The problem —
Below is a block of records; repeat all of them exactly.

· · · ·

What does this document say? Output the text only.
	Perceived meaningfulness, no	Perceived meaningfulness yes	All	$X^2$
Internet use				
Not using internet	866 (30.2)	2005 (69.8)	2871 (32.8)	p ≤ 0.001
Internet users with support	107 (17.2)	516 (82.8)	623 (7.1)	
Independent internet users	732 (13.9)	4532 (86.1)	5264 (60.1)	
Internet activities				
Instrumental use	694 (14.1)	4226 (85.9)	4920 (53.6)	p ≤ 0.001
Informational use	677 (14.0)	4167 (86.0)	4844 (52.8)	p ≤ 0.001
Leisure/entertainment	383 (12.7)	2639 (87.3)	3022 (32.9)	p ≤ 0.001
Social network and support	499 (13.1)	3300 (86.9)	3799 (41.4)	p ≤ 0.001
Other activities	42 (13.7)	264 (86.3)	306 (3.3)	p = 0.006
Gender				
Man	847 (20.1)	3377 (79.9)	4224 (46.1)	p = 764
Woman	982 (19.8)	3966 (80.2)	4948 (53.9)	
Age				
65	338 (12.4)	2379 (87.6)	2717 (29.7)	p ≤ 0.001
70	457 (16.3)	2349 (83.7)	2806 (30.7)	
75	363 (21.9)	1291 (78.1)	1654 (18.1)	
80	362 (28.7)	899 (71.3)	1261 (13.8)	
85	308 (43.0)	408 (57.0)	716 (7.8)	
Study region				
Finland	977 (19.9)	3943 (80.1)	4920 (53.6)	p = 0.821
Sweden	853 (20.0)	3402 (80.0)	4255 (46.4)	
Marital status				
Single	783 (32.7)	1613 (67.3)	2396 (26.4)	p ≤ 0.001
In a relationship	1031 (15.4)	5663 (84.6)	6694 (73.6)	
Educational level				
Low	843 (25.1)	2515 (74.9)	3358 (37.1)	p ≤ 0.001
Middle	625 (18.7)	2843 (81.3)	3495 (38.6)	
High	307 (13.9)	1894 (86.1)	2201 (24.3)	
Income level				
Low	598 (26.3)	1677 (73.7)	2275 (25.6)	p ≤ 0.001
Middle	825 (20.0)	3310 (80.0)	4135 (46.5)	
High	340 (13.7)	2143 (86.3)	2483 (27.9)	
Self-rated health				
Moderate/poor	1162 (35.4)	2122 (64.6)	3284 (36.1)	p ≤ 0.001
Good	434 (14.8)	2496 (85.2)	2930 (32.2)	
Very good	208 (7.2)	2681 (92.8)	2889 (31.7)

· · · ·

Exercise output —
What does this document say? Output the text only.
	Perceived meaningfulness, no	Perceived meaningfulness yes	All	$X^2$
Internet use				
Not using internet	866 (30.2)	2005 (69.8)	2871 (32.8)	p ≤ 0.001
Internet users with support	107 (17.2)	516 (82.8)	623 (7.1)	
Independent internet users	732 (13.9)	4532 (86.1)	5264 (60.1)	
Internet activities				
Instrumental use	694 (14.1)	4226 (85.9)	4920 (53.6)	p ≤ 0.001
Informational use	677 (14.0)	4167 (86.0)	4844 (52.8)	p ≤ 0.001
Leisure/entertainment	383 (12.7)	2639 (87.3)	3022 (32.9)	p ≤ 0.001
Social network and support	499 (13.1)	3300 (86.9)	3799 (41.4)	p ≤ 0.001
Other activities	42 (13.7)	264 (86.3)	306 (3.3)	p = 0.006
Gender				
Man	847 (20.1)	3377 (79.9)	4224 (46.1)	p = 764
Woman	982 (19.8)	3966 (80.2)	4948 (53.9)	
Age				
65	338 (12.4)	2379 (87.6)	2717 (29.7)	p ≤ 0.001
70	457 (16.3)	2349 (83.7)	2806 (30.7)	
75	363 (21.9)	1291 (78.1)	1654 (18.1)	
80	362 (28.7)	899 (71.3)	1261 (13.8)	
85	308 (43.0)	408 (57.0)	716 (7.8)	
Study region				
Finland	977 (19.9)	3943 (80.1)	4920 (53.6)	p = 0.821
Sweden	853 (20.0)	3402 (80.0)	4255 (46.4)	
Marital status				
Single	783 (32.7)	1613 (67.3)	2396 (26.4)	p ≤ 0.001
In a relationship	1031 (15.4)	5663 (84.6)	6694 (73.6)	
Educational level				
Low	843 (25.1)	2515 (74.9)	3358 (37.1)	p ≤ 0.001
Middle	625 (18.7)	2843 (81.3)	3495 (38.6)	
High	307 (13.9)	1894 (86.1)	2201 (24.3)	
Income level				
Low	598 (26.3)	1677 (73.7)	2275 (25.6)	p ≤ 0.001
Middle	825 (20.0)	3310 (80.0)	4135 (46.5)	
High	340 (13.7)	2143 (86.3)	2483 (27.9)	
Self-rated health				
Moderate/poor	1162 (35.4)	2122 (64.6)	3284 (36.1)	p ≤ 0.001
Good	434 (14.8)	2496 (85.2)	2930 (32.2)	
Very good	208 (7.2)	2681 (92.8)	2889 (31.7)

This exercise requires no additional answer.